WORK TO BE COMPLETED —
Reproduce each of the rows below verbatim, keeping every character unchanged.

— begin PROVIDED RECORDS —

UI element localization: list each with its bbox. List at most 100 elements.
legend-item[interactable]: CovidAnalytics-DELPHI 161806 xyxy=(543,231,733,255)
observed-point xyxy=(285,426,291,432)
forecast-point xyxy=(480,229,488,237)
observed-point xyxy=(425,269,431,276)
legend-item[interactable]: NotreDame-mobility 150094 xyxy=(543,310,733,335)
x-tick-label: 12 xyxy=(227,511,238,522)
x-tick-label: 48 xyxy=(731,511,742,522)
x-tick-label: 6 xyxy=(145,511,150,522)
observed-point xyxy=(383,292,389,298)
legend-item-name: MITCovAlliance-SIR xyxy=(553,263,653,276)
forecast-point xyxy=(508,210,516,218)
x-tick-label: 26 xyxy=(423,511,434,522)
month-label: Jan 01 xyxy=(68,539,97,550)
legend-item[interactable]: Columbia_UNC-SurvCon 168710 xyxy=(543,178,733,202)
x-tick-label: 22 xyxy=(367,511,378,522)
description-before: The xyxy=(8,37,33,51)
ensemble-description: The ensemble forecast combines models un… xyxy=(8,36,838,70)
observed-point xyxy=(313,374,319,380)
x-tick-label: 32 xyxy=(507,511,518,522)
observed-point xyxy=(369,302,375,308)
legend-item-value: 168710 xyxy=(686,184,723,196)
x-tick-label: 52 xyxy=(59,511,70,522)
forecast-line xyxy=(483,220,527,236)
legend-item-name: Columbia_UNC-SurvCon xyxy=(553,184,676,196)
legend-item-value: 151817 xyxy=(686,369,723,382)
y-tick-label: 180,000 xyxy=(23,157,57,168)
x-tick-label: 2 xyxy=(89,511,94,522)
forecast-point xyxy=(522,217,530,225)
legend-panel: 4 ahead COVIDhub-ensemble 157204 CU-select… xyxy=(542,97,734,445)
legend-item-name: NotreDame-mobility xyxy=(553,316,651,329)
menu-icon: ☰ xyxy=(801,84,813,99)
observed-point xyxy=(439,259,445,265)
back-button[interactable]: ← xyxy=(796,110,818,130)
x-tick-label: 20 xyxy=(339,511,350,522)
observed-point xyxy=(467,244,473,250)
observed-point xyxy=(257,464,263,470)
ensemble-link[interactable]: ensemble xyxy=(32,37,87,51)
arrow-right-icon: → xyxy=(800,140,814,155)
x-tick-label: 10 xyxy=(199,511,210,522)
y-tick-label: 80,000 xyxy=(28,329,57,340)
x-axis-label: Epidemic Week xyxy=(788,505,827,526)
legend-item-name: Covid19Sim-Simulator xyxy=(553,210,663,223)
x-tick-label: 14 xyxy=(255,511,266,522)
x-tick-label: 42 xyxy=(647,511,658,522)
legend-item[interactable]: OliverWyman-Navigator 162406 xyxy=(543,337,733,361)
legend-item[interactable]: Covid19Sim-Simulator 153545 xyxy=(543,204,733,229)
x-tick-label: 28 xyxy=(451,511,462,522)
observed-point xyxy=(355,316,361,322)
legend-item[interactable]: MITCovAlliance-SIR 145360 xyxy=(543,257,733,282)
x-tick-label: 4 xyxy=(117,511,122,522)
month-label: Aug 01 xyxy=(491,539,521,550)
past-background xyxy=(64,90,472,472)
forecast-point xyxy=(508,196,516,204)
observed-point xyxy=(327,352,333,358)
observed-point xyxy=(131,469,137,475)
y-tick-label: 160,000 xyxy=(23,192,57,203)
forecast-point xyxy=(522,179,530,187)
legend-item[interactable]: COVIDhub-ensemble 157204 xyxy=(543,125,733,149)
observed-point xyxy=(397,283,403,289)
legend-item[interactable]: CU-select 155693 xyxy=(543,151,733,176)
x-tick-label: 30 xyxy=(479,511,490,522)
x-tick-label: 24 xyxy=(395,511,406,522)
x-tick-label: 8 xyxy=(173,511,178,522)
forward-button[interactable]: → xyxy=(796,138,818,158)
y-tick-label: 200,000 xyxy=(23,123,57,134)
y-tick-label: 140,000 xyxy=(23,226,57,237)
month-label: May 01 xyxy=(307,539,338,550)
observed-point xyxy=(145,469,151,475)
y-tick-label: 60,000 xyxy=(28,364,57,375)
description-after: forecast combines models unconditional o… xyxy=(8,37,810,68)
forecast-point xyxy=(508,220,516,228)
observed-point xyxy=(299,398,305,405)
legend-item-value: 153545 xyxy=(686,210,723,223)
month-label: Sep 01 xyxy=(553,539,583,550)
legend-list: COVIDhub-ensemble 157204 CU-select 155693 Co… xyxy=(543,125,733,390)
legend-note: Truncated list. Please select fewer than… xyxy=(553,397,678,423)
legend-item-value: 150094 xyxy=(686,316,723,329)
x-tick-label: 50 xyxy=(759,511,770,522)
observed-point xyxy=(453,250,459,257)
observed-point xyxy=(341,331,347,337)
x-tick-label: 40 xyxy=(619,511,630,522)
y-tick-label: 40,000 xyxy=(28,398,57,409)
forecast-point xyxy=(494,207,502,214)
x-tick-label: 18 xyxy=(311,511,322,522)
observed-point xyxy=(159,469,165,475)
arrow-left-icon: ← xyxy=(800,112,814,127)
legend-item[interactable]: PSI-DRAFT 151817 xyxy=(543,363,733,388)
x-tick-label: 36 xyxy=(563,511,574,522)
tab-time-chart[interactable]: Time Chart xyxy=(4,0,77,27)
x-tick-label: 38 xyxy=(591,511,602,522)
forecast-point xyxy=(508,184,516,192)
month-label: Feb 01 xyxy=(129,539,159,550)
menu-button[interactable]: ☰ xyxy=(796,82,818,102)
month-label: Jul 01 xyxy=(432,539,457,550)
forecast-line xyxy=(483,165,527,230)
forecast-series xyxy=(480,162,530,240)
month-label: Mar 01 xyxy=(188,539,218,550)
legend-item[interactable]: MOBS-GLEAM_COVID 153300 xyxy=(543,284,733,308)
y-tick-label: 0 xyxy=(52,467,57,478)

— end PROVIDED RECORDS —

ANSWER TO THIS EXERCISE —
UI element localization: list each with its bbox. List at most 100 elements.
legend-item[interactable]: CovidAnalytics-DELPHI 161806 xyxy=(543,231,733,255)
observed-point xyxy=(285,426,291,432)
forecast-point xyxy=(480,229,488,237)
observed-point xyxy=(425,269,431,276)
legend-item[interactable]: NotreDame-mobility 150094 xyxy=(543,310,733,335)
x-tick-label: 12 xyxy=(227,511,238,522)
x-tick-label: 48 xyxy=(731,511,742,522)
x-tick-label: 6 xyxy=(145,511,150,522)
observed-point xyxy=(383,292,389,298)
legend-item-name: MITCovAlliance-SIR xyxy=(553,263,653,276)
forecast-point xyxy=(508,210,516,218)
x-tick-label: 26 xyxy=(423,511,434,522)
month-label: Jan 01 xyxy=(68,539,97,550)
legend-item[interactable]: Columbia_UNC-SurvCon 168710 xyxy=(543,178,733,202)
x-tick-label: 22 xyxy=(367,511,378,522)
description-before: The xyxy=(8,37,33,51)
ensemble-description: The ensemble forecast combines models un… xyxy=(8,36,838,70)
observed-point xyxy=(313,374,319,380)
x-tick-label: 32 xyxy=(507,511,518,522)
observed-point xyxy=(369,302,375,308)
legend-item-value: 168710 xyxy=(686,184,723,196)
x-tick-label: 52 xyxy=(59,511,70,522)
forecast-line xyxy=(483,220,527,236)
legend-item-name: Columbia_UNC-SurvCon xyxy=(553,184,676,196)
legend-item-value: 151817 xyxy=(686,369,723,382)
y-tick-label: 180,000 xyxy=(23,157,57,168)
x-tick-label: 2 xyxy=(89,511,94,522)
forecast-point xyxy=(522,217,530,225)
legend-panel: 4 ahead COVIDhub-ensemble 157204 CU-select… xyxy=(542,97,734,445)
legend-item-name: NotreDame-mobility xyxy=(553,316,651,329)
menu-icon: ☰ xyxy=(801,84,813,99)
observed-point xyxy=(439,259,445,265)
back-button[interactable]: ← xyxy=(796,110,818,130)
x-tick-label: 20 xyxy=(339,511,350,522)
observed-point xyxy=(467,244,473,250)
observed-point xyxy=(257,464,263,470)
ensemble-link[interactable]: ensemble xyxy=(32,37,87,51)
arrow-right-icon: → xyxy=(800,140,814,155)
x-tick-label: 10 xyxy=(199,511,210,522)
y-tick-label: 80,000 xyxy=(28,329,57,340)
x-axis-label: Epidemic Week xyxy=(788,505,827,526)
legend-item-name: Covid19Sim-Simulator xyxy=(553,210,663,223)
x-tick-label: 14 xyxy=(255,511,266,522)
x-tick-label: 42 xyxy=(647,511,658,522)
legend-item[interactable]: OliverWyman-Navigator 162406 xyxy=(543,337,733,361)
legend-item[interactable]: Covid19Sim-Simulator 153545 xyxy=(543,204,733,229)
x-tick-label: 28 xyxy=(451,511,462,522)
observed-point xyxy=(355,316,361,322)
legend-item[interactable]: MITCovAlliance-SIR 145360 xyxy=(543,257,733,282)
x-tick-label: 4 xyxy=(117,511,122,522)
month-label: Aug 01 xyxy=(491,539,521,550)
past-background xyxy=(64,90,472,472)
forecast-point xyxy=(508,196,516,204)
observed-point xyxy=(327,352,333,358)
observed-point xyxy=(131,469,137,475)
y-tick-label: 160,000 xyxy=(23,192,57,203)
forecast-point xyxy=(522,179,530,187)
legend-item[interactable]: COVIDhub-ensemble 157204 xyxy=(543,125,733,149)
observed-point xyxy=(397,283,403,289)
legend-item[interactable]: CU-select 155693 xyxy=(543,151,733,176)
x-tick-label: 30 xyxy=(479,511,490,522)
x-tick-label: 24 xyxy=(395,511,406,522)
x-tick-label: 8 xyxy=(173,511,178,522)
forward-button[interactable]: → xyxy=(796,138,818,158)
y-tick-label: 200,000 xyxy=(23,123,57,134)
y-tick-label: 140,000 xyxy=(23,226,57,237)
month-label: May 01 xyxy=(307,539,338,550)
observed-point xyxy=(145,469,151,475)
y-tick-label: 60,000 xyxy=(28,364,57,375)
description-after: forecast combines models unconditional o… xyxy=(8,37,810,68)
forecast-point xyxy=(508,220,516,228)
observed-point xyxy=(299,398,305,405)
legend-item-value: 153545 xyxy=(686,210,723,223)
month-label: Sep 01 xyxy=(553,539,583,550)
legend-list: COVIDhub-ensemble 157204 CU-select 155693 Co… xyxy=(543,125,733,390)
legend-note: Truncated list. Please select fewer than… xyxy=(553,397,678,423)
legend-item-value: 150094 xyxy=(686,316,723,329)
x-tick-label: 50 xyxy=(759,511,770,522)
observed-point xyxy=(453,250,459,257)
observed-point xyxy=(341,331,347,337)
x-tick-label: 40 xyxy=(619,511,630,522)
y-tick-label: 40,000 xyxy=(28,398,57,409)
forecast-point xyxy=(494,207,502,214)
x-tick-label: 18 xyxy=(311,511,322,522)
observed-point xyxy=(159,469,165,475)
arrow-left-icon: ← xyxy=(800,112,814,127)
legend-item[interactable]: PSI-DRAFT 151817 xyxy=(543,363,733,388)
x-tick-label: 36 xyxy=(563,511,574,522)
tab-time-chart[interactable]: Time Chart xyxy=(4,0,77,27)
x-tick-label: 38 xyxy=(591,511,602,522)
forecast-point xyxy=(508,184,516,192)
month-label: Feb 01 xyxy=(129,539,159,550)
menu-button[interactable]: ☰ xyxy=(796,82,818,102)
month-label: Jul 01 xyxy=(432,539,457,550)
forecast-line xyxy=(483,165,527,230)
forecast-series xyxy=(480,162,530,240)
month-label: Mar 01 xyxy=(188,539,218,550)
legend-item[interactable]: MOBS-GLEAM_COVID 153300 xyxy=(543,284,733,308)
y-tick-label: 0 xyxy=(52,467,57,478)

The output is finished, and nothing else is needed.